───── DATA RECORDS

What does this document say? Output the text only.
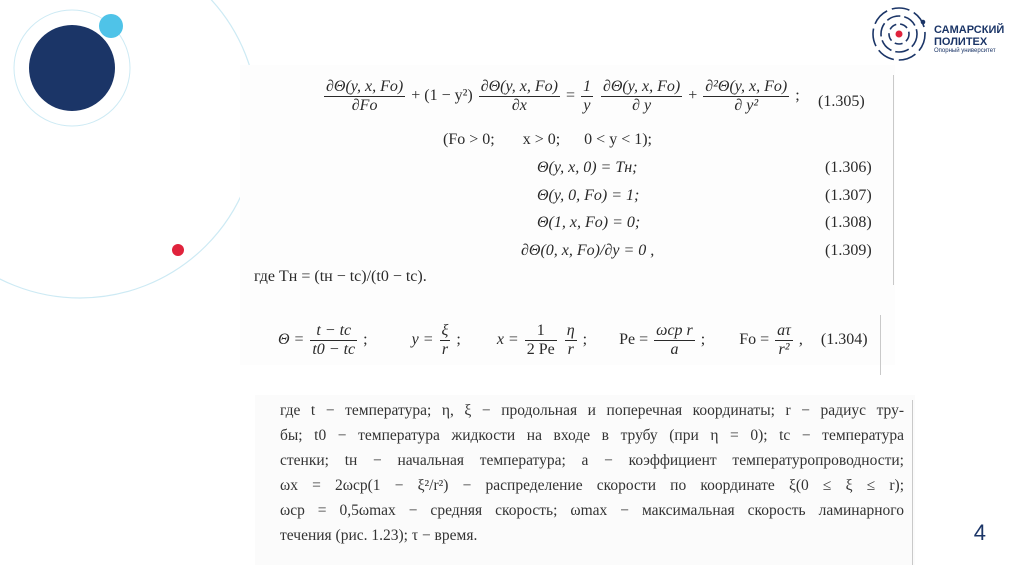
САМАРСКИЙ
ПОЛИТЕХ
Опорный университет
$\frac{\partial\Theta(y, x, Fo)}{\partial Fo} + (1 - y^2) \frac{\partial\Theta(y, x, Fo)}{\partial x} = \frac{1}{y}$
$\frac{\partial\Theta(y, x, Fo)}{\partial y} + \frac{\text{∂²Θ(y, x, Fo)}}{\text{∂ y²}}$ ; (1.305)
(Fo > 0;       x > 0;      0 < y < 1);
Θ(y, x, 0) = Tн;	(1.306)
Θ(y, 0, Fo) = 1;	(1.307)
Θ(1, x, Fo) = 0;	(1.308)
∂Θ(0, x, Fo)/∂y = 0 ,	(1.309)
где Tн = (tн − tс)/(t0 − tс).
$\Theta = \frac{t - tс}{t0 - tс}$ ;	$y = \frac{\xi}{r}$ ; $x = \frac{1}{2 Pe}$
$\frac{\eta}{r}$ ; $Pe = \frac{\text{ωср r}}{a}$ ; $Fo = \frac{a\tau}{\text{r²}}$ , (1.304)
где t − температура; η, ξ − продольная и поперечная координаты; r − радиус тру-
бы; t0 − температура жидкости на входе в трубу (при η = 0); tс − температура
стенки; tн − начальная температура; a − коэффициент температуропроводности;
ωx = 2ωср(1 − ξ²/r²) − распределение скорости по координате ξ(0 ≤ ξ ≤ r);
ωср = 0,5ωmax − средняя скорость; ωmax − максимальная скорость ламинарного
течения (рис. 1.23); τ − время.	4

──────────

_EXERCISE INSTRUCTIONS_
How many lines in the records above contain the word "partial"? Reply with the number and nothing more.

_ANSWER TO THE TASK_
2